What the exercise asks >> Could you set down, word for word, the lines from the first one through the line containing "y-tick-label: 20 <box>46 482 67 503</box>", including both?

Records excerpted from a collection
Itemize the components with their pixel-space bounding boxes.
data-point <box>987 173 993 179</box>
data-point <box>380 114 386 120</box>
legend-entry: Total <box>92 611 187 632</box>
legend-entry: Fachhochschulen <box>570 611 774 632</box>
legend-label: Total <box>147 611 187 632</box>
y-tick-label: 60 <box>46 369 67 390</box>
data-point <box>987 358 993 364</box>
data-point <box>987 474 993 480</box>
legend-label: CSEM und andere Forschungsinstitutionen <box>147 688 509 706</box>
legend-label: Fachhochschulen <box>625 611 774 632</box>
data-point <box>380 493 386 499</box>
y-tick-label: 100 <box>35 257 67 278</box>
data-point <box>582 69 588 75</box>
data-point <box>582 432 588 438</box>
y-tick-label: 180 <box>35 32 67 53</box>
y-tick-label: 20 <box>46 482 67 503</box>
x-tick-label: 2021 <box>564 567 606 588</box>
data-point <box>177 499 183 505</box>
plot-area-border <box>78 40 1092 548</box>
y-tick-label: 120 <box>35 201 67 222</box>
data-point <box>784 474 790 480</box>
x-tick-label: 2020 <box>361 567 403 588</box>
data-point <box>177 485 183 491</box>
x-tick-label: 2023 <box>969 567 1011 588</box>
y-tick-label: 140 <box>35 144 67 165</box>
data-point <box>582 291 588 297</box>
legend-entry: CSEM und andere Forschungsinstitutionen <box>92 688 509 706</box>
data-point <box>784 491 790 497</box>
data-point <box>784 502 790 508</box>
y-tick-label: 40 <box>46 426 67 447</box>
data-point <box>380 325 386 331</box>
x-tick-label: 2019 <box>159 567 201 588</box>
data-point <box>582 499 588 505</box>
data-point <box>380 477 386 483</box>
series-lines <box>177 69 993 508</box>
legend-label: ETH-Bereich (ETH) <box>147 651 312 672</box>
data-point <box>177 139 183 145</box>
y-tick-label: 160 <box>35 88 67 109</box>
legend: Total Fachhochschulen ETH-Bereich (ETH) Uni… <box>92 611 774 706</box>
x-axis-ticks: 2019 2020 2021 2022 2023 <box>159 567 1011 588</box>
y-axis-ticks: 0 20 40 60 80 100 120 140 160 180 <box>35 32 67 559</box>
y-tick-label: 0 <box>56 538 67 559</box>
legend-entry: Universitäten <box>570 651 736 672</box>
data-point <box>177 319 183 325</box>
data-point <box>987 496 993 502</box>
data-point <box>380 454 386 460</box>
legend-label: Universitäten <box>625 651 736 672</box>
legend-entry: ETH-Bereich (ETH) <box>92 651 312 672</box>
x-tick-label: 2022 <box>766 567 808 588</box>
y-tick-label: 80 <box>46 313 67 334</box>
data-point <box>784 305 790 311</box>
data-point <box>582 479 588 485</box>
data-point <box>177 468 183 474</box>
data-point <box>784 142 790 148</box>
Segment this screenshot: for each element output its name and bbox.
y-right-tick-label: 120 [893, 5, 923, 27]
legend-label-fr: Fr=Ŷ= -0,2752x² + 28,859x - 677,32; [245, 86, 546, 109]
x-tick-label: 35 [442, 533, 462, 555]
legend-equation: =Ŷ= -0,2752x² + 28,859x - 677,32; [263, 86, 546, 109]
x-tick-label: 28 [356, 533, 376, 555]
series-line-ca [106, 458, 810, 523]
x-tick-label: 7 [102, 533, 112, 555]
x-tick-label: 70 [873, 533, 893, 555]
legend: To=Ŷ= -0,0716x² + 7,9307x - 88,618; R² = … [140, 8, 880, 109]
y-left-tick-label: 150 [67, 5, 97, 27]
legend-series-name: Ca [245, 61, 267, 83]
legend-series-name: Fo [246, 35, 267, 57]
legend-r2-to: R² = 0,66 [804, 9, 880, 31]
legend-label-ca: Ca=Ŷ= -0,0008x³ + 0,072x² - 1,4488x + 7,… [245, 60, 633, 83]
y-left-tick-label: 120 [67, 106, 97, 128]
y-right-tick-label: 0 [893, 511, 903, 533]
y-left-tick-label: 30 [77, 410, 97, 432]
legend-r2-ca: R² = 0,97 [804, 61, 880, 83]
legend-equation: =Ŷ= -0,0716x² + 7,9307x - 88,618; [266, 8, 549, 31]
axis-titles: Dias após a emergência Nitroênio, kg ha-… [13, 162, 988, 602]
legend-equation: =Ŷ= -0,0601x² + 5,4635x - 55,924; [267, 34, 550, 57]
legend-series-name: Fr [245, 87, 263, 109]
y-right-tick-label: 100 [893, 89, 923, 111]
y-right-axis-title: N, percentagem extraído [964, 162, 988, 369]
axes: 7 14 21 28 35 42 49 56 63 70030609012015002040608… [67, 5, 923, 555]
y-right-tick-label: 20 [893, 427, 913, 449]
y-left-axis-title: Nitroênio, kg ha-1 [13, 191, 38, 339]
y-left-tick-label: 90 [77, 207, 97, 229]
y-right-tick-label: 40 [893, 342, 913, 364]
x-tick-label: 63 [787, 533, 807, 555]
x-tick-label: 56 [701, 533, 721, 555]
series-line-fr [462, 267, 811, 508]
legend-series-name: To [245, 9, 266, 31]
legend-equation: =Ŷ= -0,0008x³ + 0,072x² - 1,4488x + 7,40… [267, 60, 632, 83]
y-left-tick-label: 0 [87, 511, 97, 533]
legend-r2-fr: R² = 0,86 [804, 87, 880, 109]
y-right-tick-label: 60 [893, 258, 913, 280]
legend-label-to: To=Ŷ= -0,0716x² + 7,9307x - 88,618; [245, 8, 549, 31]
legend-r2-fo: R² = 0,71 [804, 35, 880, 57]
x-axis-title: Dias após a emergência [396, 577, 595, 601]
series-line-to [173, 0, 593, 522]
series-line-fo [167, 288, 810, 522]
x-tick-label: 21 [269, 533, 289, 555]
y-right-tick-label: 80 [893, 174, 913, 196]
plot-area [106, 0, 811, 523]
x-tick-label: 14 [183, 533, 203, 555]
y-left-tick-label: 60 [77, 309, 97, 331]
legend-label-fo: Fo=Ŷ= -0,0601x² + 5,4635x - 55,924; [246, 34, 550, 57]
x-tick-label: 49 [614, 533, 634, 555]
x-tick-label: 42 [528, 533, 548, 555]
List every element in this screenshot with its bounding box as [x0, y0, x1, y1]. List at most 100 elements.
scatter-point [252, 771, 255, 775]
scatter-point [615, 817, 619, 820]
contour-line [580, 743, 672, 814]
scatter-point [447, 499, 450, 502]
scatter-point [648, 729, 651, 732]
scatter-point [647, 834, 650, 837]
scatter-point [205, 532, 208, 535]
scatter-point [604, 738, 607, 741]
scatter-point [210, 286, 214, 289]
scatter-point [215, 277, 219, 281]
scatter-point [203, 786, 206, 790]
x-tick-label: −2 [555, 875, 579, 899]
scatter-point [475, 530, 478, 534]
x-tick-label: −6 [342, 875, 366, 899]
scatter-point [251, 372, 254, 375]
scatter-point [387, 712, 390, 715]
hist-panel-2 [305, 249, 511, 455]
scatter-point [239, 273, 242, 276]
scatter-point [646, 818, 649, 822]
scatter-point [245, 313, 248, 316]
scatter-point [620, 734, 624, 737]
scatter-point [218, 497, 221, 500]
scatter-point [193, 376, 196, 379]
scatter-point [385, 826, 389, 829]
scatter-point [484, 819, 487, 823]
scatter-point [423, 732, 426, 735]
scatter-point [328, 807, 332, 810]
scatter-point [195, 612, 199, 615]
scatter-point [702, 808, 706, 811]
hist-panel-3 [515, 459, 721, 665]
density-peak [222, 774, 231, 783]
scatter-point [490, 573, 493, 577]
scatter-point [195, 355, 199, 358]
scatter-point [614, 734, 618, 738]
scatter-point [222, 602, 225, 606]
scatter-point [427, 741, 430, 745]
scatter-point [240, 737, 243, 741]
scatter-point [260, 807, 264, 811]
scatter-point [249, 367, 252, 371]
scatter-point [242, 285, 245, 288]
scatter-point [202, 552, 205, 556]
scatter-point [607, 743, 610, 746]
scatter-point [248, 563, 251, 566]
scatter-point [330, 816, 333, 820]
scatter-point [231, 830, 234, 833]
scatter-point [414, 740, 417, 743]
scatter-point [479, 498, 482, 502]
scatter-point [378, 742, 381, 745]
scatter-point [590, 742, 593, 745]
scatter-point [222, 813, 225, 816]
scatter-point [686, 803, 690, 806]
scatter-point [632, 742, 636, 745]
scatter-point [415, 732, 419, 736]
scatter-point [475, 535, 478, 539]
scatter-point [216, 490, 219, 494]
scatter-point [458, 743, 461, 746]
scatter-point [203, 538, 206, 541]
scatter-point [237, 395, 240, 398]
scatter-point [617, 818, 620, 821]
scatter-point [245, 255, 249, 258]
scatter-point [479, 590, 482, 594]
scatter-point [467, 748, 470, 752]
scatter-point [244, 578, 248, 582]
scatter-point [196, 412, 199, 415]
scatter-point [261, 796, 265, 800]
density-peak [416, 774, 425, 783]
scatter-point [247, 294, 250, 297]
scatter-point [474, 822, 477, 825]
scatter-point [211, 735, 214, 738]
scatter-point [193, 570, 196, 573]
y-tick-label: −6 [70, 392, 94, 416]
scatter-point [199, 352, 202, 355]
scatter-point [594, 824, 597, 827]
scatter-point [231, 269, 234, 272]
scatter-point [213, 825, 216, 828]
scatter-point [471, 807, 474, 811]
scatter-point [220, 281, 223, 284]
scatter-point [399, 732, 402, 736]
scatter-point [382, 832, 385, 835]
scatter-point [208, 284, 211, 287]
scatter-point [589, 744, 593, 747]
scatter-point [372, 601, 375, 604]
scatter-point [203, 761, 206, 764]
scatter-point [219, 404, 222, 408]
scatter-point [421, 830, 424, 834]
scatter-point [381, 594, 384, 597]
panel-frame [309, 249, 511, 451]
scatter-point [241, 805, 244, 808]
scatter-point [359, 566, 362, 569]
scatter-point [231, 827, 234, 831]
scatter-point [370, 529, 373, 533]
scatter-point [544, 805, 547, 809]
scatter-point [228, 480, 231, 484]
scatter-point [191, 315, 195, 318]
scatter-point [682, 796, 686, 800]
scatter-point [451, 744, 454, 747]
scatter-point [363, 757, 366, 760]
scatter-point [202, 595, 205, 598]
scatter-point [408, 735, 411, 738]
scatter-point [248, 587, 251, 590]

Complete answer >>
Itemize the components with their pixel-space bounding boxes.
data-point <box>987 173 993 179</box>
data-point <box>380 114 386 120</box>
legend-entry: Total <box>92 611 187 632</box>
legend-entry: Fachhochschulen <box>570 611 774 632</box>
legend-label: Total <box>147 611 187 632</box>
y-tick-label: 60 <box>46 369 67 390</box>
data-point <box>987 358 993 364</box>
data-point <box>987 474 993 480</box>
legend-label: CSEM und andere Forschungsinstitutionen <box>147 688 509 706</box>
legend-label: Fachhochschulen <box>625 611 774 632</box>
data-point <box>380 493 386 499</box>
y-tick-label: 100 <box>35 257 67 278</box>
data-point <box>582 69 588 75</box>
data-point <box>582 432 588 438</box>
y-tick-label: 180 <box>35 32 67 53</box>
y-tick-label: 20 <box>46 482 67 503</box>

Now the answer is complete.